* _THE REQUEST_
Within the listing below, locate all lines containing the word "content". Copy each one.

* _MATERIAL FOR THE TASK_
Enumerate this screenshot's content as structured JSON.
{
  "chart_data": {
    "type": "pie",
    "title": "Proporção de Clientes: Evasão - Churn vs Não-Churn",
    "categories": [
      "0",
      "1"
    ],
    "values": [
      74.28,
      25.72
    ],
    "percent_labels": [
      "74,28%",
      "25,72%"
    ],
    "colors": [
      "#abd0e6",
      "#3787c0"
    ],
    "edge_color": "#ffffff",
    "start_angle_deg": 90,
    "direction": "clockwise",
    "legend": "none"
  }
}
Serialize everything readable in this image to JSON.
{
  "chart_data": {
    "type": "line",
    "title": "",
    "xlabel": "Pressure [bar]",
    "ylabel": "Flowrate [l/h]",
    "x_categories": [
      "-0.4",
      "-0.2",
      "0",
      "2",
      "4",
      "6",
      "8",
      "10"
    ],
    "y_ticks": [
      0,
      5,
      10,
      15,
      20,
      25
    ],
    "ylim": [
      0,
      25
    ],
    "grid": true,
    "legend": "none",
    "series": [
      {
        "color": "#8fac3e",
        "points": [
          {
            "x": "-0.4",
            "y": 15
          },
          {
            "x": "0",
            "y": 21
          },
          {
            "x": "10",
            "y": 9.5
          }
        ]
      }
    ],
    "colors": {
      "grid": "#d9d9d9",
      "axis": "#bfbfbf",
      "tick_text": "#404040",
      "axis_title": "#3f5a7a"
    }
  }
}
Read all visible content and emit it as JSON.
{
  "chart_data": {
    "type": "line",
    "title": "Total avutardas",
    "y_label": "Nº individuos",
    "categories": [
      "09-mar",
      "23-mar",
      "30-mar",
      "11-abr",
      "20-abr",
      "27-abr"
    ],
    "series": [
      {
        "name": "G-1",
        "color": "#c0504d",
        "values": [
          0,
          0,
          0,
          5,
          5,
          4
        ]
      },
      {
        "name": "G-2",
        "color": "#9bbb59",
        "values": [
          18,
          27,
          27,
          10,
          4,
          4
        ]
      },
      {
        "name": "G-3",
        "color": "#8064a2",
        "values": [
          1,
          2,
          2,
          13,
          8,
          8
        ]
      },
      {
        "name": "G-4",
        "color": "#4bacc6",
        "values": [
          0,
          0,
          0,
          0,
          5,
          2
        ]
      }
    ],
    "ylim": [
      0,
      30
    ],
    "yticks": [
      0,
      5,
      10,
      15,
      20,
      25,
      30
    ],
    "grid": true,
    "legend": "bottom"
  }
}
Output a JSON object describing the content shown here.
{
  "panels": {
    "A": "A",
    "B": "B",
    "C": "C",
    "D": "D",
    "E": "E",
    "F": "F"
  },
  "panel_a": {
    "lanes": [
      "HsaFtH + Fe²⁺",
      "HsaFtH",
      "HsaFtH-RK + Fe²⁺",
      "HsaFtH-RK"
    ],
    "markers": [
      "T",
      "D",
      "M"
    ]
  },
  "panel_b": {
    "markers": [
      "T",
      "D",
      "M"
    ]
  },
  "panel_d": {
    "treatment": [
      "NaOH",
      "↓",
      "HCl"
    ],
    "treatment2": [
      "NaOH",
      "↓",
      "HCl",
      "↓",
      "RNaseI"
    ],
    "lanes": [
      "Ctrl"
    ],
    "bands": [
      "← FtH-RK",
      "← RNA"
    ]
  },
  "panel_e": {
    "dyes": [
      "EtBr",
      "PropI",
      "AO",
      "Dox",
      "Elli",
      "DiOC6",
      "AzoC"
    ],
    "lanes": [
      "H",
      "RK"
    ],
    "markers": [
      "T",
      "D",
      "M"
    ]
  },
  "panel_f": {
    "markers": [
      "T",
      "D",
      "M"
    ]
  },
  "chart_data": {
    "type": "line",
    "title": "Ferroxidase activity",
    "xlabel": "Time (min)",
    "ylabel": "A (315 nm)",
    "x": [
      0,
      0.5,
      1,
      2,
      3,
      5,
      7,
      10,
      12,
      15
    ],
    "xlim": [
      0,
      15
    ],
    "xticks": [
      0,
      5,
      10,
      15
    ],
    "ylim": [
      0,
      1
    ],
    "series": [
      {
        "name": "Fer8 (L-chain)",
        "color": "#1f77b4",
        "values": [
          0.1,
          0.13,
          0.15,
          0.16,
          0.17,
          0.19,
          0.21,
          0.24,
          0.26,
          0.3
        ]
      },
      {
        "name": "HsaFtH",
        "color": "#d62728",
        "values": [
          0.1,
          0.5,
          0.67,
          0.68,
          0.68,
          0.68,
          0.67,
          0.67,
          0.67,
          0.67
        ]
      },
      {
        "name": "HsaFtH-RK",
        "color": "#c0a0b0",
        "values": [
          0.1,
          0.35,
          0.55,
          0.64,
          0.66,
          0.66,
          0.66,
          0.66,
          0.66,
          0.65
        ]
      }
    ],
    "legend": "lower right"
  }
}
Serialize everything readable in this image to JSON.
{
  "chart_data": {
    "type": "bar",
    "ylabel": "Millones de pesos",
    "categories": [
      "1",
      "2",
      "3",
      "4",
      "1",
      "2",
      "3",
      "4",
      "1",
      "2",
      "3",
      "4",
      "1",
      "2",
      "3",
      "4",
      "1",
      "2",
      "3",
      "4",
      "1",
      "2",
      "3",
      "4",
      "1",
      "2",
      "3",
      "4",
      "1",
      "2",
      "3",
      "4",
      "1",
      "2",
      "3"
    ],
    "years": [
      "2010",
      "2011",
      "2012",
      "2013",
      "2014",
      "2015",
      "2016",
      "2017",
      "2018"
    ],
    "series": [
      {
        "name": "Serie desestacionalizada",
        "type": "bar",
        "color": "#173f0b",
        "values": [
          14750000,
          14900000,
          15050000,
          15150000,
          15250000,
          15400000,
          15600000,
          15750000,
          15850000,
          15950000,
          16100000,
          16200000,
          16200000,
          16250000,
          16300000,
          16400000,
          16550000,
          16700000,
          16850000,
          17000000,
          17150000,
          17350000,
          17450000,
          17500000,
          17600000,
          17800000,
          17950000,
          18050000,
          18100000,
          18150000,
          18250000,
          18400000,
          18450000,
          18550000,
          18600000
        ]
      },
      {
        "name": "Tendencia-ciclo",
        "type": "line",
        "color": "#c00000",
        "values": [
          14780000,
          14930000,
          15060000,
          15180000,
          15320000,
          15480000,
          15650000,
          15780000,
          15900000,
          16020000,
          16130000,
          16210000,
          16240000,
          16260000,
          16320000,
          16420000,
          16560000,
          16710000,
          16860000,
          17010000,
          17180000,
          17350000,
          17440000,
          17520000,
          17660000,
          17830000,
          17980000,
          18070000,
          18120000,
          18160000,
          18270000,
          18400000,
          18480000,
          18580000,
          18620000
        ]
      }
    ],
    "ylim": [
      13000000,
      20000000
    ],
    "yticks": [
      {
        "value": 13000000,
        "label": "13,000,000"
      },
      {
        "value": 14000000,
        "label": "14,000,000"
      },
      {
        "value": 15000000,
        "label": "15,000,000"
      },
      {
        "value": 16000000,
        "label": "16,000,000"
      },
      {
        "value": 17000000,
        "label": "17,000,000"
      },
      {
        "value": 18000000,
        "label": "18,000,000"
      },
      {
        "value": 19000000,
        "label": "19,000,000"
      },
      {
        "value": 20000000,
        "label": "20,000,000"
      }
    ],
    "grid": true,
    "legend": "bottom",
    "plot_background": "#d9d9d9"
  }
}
* * *
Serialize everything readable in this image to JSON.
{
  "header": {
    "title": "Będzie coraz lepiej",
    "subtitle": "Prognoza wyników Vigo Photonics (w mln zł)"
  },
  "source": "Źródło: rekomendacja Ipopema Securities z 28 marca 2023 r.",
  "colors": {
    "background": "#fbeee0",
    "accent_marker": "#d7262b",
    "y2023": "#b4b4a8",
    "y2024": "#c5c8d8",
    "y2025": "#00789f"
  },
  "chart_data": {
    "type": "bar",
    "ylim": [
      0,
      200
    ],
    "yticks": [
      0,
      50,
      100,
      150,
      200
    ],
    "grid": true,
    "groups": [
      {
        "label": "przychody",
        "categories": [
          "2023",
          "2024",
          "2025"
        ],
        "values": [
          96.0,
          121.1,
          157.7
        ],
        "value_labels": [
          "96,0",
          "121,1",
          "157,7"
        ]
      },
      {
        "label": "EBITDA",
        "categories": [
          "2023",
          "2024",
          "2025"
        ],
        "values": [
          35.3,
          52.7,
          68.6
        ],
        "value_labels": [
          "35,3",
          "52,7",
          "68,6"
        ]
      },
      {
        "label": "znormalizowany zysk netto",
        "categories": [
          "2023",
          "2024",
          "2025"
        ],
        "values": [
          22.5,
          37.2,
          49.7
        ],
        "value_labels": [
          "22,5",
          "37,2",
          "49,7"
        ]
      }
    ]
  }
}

* _RESPONSE TO THIS EXERCISE_
Enumerate this screenshot's content as structured JSON.
Read all visible content and emit it as JSON.
Output a JSON object describing the content shown here.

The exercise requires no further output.